▶ _Exercise description_
Pictures stay out of the copy; set down each line of the listing below exactly.

===== Source records =====

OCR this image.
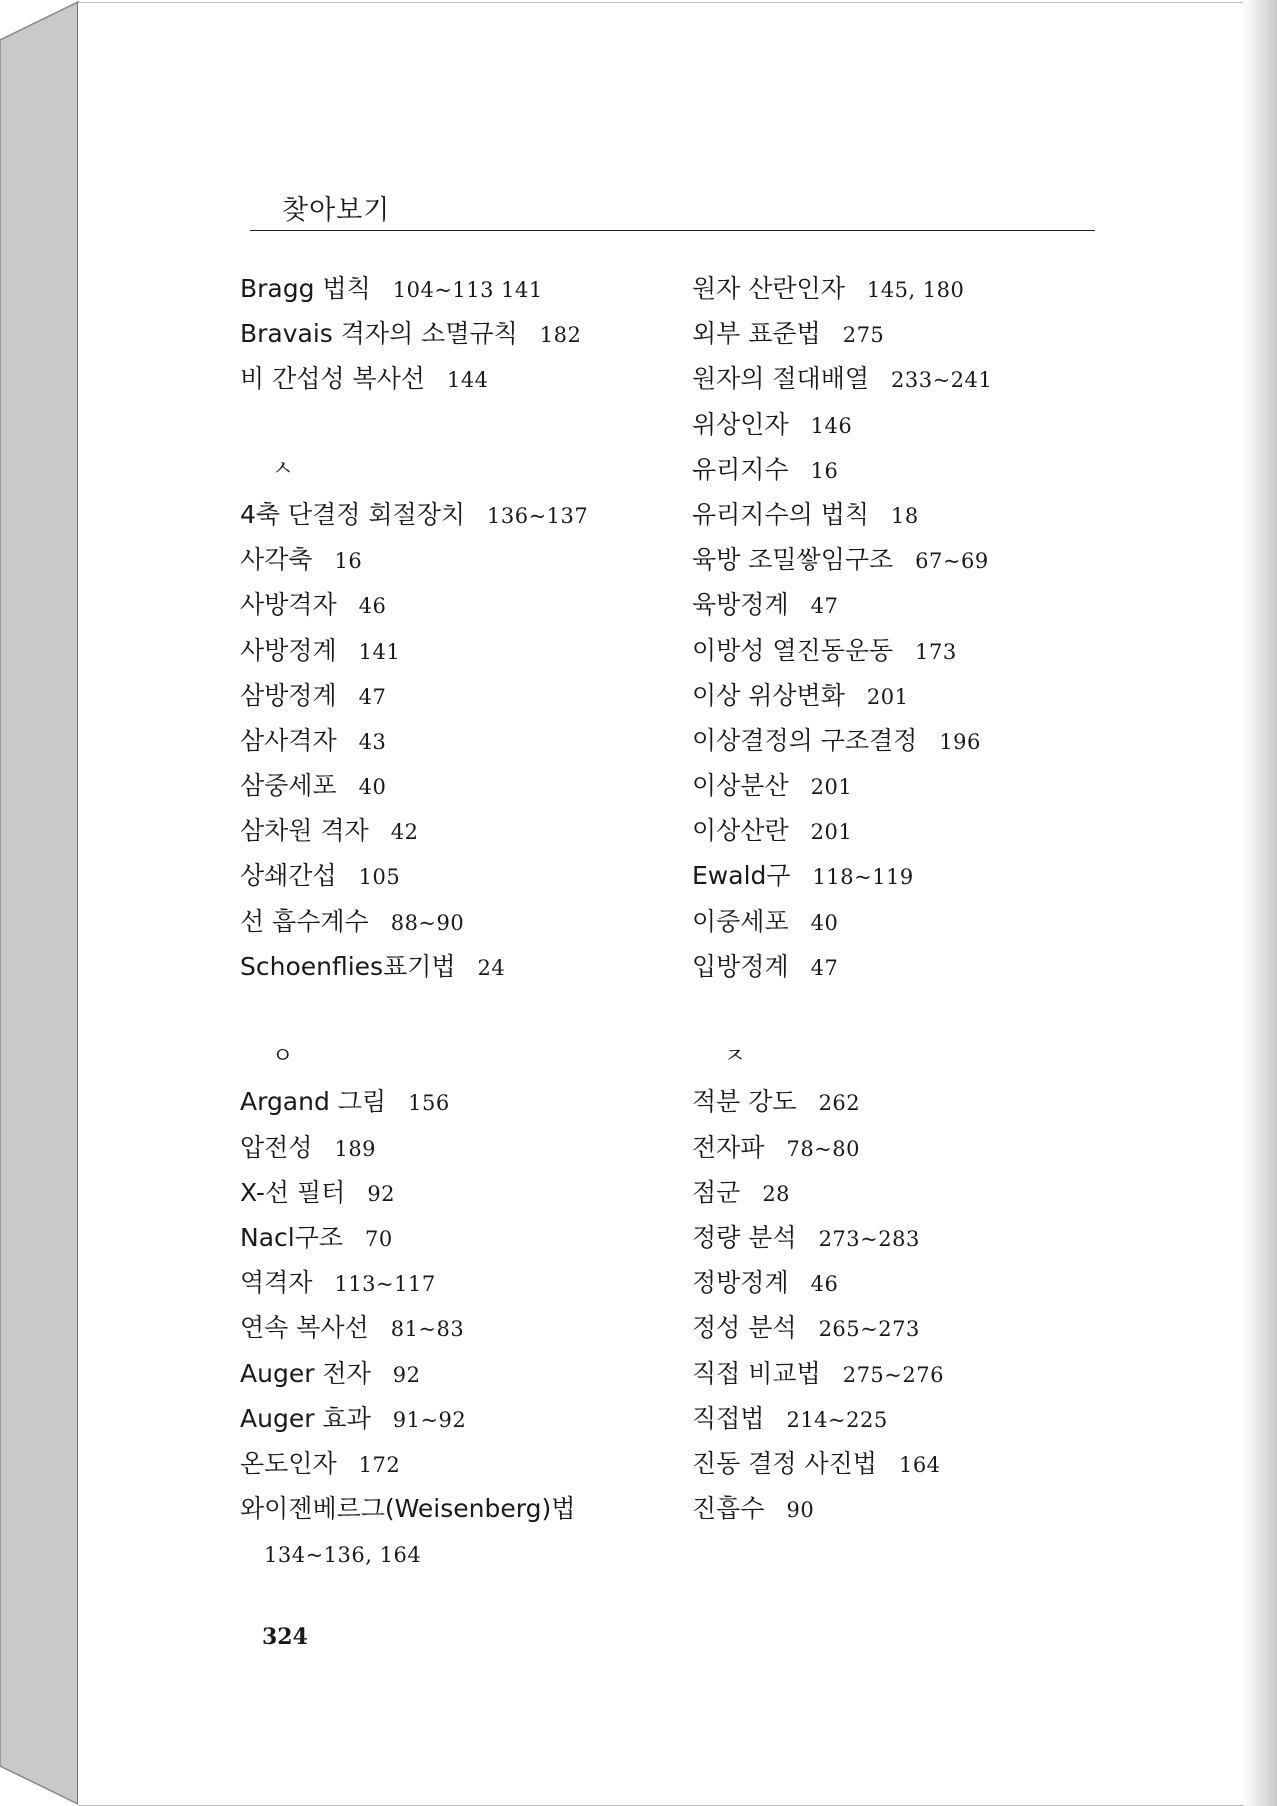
찾아보기
Bragg 법칙 104~113 141
Bravais 격자의 소멸규칙 182
비 간섭성 복사선 144
ㅅ
4축 단결정 회절장치 136~137
사각축 16
사방격자 46
사방정계 141
삼방정계 47
삼사격자 43
삼중세포 40
삼차원 격자 42
상쇄간섭 105
선 흡수계수 88~90
Schoenflies표기법 24
ㅇ
Argand 그림 156
압전성 189
X-선 필터 92
Nacl구조 70
역격자 113~117
연속 복사선 81~83
Auger 전자 92
Auger 효과 91~92
온도인자 172
와이젠베르그(Weisenberg)법
134~136, 164
원자 산란인자 145, 180
외부 표준법 275
원자의 절대배열 233~241
위상인자 146
유리지수 16
유리지수의 법칙 18
육방 조밀쌓임구조 67~69
육방정계 47
이방성 열진동운동 173
이상 위상변화 201
이상결정의 구조결정 196
이상분산 201
이상산란 201
Ewald구 118~119
이중세포 40
입방정계 47
ㅈ
적분 강도 262
전자파 78~80
점군 28
정량 분석 273~283
정방정계 46
정성 분석 265~273
직접 비교법 275~276
직접법 214~225
진동 결정 사진법 164
진흡수 90
324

=====

▶ _Written solution_
OCR this image.
찾아보기
Bragg 법칙 104~113 141
Bravais 격자의 소멸규칙 182
비 간섭성 복사선 144
ㅅ
4축 단결정 회절장치 136~137
사각축 16
사방격자 46
사방정계 141
삼방정계 47
삼사격자 43
삼중세포 40
삼차원 격자 42
상쇄간섭 105
선 흡수계수 88~90
Schoenflies표기법 24
ㅇ
Argand 그림 156
압전성 189
X-선 필터 92
Nacl구조 70
역격자 113~117
연속 복사선 81~83
Auger 전자 92
Auger 효과 91~92
온도인자 172
와이젠베르그(Weisenberg)법
134~136, 164
원자 산란인자 145, 180
외부 표준법 275
원자의 절대배열 233~241
위상인자 146
유리지수 16
유리지수의 법칙 18
육방 조밀쌓임구조 67~69
육방정계 47
이방성 열진동운동 173
이상 위상변화 201
이상결정의 구조결정 196
이상분산 201
이상산란 201
Ewald구 118~119
이중세포 40
입방정계 47
ㅈ
적분 강도 262
전자파 78~80
점군 28
정량 분석 273~283
정방정계 46
정성 분석 265~273
직접 비교법 275~276
직접법 214~225
진동 결정 사진법 164
진흡수 90
324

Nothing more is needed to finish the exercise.